REFERENZE
Fusar è il fotografo di un grande settimanale milanese.
Attivo, intraprendente, tempestivo, il suo obiettivo ha fissato le immagini più diverse della cronaca di questi anni: una cronaca fitta, incalzante, dove s’avvicendano fatti e personaggi, farsa e tragedia, grandezza e miseria. Oggi però, in questa sua prima mostra, non sono le immagini della cronaca che egli ci presenta, bensì il geloso risultato di una breve esplorazione alle soglie di Milano: un risultato non spettacolare, ma non per questo meno sorprendente.
Fusar dunque, con la sua macchina fotografica, non è partito per un lungo viaggio: s’è allontanato soltanto pochi passi da casa ed ha incominciato un’affettuosa ricognizione di quell’esigua e patetica vena d’acqua che ogni lombardo conosce col nome di Lambro. E non ha avuto neppure bisogno d’indagarne tutto il corso, tante sono le cose che egli ha scoperto in due o tre pertiche di sponda.
A mano a mano che il suo obiettivo è passato dalla visione generale del paesaggio ad una porzione sempre minore di spazio, sino a concentrarsi su di un solo palmo di realtà, la ricchezza brulicante, pullulante, fenomenica della verità naturale gli si è rivelata con straordinaria evidenza.
Ed è soprattutto l’acqua che ha esercitato il suo fascino su Fusar. Quando, per la prima volta, egli mi ha mostrato la prima serie di fotografie che aveva eseguito, mi sono venute alla memoria certe pagine scritte sull’acqua da Leonardo: “L’acqua è infra li quattro elementi il secondo men greve e di seconda volubilità... Lei collega e aumenta li corpi, e gli dà accrescimento.
Nessuna cosa più lieve di lei la può senza violenza penetrare. Volentieri si leva per lo caldo in sottile vapore per l’aria. Il freddo la congela, stabilità la corrompe; piglia ogni odore, colore e sapore, e da se’ non ha niente. Penetra tutti li porosi corpi … Nel suo veloce corso si fa sostenitrice delle cose più di lei lievi. Possi con moto e balzo elevarsi in alto. Quando essa cala, sommerge con seco nelle sue ruine le cose di lei più lievi. Il principato del suo corso fia alcuna volta in mezzo, alcuna volta in fondo. L’una quantità sormonta sopra l’ intraversato corso dell’altro, e se così non fussi, le superfizie dell’ acque correnti sarebbero senza globi…".

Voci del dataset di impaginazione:
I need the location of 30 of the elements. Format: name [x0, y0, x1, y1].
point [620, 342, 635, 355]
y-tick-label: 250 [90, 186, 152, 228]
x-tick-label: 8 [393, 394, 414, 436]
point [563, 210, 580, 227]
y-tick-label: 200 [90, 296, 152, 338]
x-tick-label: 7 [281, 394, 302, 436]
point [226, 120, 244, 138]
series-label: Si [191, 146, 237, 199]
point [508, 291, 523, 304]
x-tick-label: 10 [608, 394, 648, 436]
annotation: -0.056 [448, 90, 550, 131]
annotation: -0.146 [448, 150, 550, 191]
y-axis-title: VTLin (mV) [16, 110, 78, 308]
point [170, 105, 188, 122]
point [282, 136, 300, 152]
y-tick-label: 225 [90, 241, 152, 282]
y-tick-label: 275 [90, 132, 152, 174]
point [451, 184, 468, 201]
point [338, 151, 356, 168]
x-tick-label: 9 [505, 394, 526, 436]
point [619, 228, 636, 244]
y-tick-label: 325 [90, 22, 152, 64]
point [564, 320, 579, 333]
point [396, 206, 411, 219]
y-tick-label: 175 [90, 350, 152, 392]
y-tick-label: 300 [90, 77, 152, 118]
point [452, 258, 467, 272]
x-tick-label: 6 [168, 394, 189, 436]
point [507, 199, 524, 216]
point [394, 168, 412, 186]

- **Consegne**
- A) Indica se ciascuna affermazione concorda con il brano su Fusar, rispondendo sì o no e citando alla lettera le parole decisive: (i) Fusar lavora come fotografo per un grande settimanale milanese; (ii) per realizzare queste fotografie Fusar è partito per un lungo viaggio; (iii) Fusar ha esplorato l'intero corso del Lambro.
- B) Riproduci senza modifiche la parte del brano su Fusar che va da "Fusar dunque, con" a "pertiche di sponda.".
Le righe non hanno alcun ruolo in questo esercizio.

- **Esercizio svolto**
- A)
(i) Sì: "Fusar è il fotografo di un grande settimanale milanese."
(ii) No: "non è partito per un lungo viaggio"
(iii) No: "non ha avuto neppure bisogno d’indagarne tutto il corso"

- B)
Fusar dunque, con la sua macchina fotografica, non è partito per un lungo viaggio: s’è allontanato soltanto pochi passi da casa ed ha incominciato un’affettuosa ricognizione di quell’esigua e patetica vena d’acqua che ogni lombardo conosce col nome di Lambro. E non ha avuto neppure bisogno d’indagarne tutto il corso, tante sono le cose che egli ha scoperto in due o tre pertiche di sponda.